Items:
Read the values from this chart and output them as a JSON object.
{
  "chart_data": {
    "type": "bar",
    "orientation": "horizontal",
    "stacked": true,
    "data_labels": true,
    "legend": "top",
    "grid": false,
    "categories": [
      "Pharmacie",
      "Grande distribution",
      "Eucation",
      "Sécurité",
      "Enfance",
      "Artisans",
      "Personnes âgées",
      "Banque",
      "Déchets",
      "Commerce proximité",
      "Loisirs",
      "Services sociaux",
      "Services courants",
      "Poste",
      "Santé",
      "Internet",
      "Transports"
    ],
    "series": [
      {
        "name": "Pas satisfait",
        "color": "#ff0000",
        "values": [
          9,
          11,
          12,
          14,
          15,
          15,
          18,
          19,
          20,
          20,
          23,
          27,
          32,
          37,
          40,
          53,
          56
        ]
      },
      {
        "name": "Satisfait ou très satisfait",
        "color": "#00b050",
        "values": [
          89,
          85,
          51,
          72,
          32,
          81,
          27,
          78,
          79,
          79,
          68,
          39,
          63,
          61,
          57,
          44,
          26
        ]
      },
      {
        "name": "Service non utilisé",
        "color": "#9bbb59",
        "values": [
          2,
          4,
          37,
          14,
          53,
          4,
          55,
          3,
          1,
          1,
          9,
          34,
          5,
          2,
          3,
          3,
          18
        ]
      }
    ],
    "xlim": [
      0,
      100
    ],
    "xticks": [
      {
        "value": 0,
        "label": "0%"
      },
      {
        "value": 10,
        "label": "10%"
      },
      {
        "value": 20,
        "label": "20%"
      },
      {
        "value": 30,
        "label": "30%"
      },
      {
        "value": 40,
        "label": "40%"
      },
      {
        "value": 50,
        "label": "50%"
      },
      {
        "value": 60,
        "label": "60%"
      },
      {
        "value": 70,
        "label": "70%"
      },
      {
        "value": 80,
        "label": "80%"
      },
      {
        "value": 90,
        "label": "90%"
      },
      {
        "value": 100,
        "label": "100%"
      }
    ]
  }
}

Stated exercise:
All of the data shown above must be copied exactly.

Answer for the task:
Read the values from this chart and output them as a JSON object.
{
  "chart_data": {
    "type": "bar",
    "orientation": "horizontal",
    "stacked": true,
    "data_labels": true,
    "legend": "top",
    "grid": false,
    "categories": [
      "Pharmacie",
      "Grande distribution",
      "Eucation",
      "Sécurité",
      "Enfance",
      "Artisans",
      "Personnes âgées",
      "Banque",
      "Déchets",
      "Commerce proximité",
      "Loisirs",
      "Services sociaux",
      "Services courants",
      "Poste",
      "Santé",
      "Internet",
      "Transports"
    ],
    "series": [
      {
        "name": "Pas satisfait",
        "color": "#ff0000",
        "values": [
          9,
          11,
          12,
          14,
          15,
          15,
          18,
          19,
          20,
          20,
          23,
          27,
          32,
          37,
          40,
          53,
          56
        ]
      },
      {
        "name": "Satisfait ou très satisfait",
        "color": "#00b050",
        "values": [
          89,
          85,
          51,
          72,
          32,
          81,
          27,
          78,
          79,
          79,
          68,
          39,
          63,
          61,
          57,
          44,
          26
        ]
      },
      {
        "name": "Service non utilisé",
        "color": "#9bbb59",
        "values": [
          2,
          4,
          37,
          14,
          53,
          4,
          55,
          3,
          1,
          1,
          9,
          34,
          5,
          2,
          3,
          3,
          18
        ]
      }
    ],
    "xlim": [
      0,
      100
    ],
    "xticks": [
      {
        "value": 0,
        "label": "0%"
      },
      {
        "value": 10,
        "label": "10%"
      },
      {
        "value": 20,
        "label": "20%"
      },
      {
        "value": 30,
        "label": "30%"
      },
      {
        "value": 40,
        "label": "40%"
      },
      {
        "value": 50,
        "label": "50%"
      },
      {
        "value": 60,
        "label": "60%"
      },
      {
        "value": 70,
        "label": "70%"
      },
      {
        "value": 80,
        "label": "80%"
      },
      {
        "value": 90,
        "label": "90%"
      },
      {
        "value": 100,
        "label": "100%"
      }
    ]
  }
}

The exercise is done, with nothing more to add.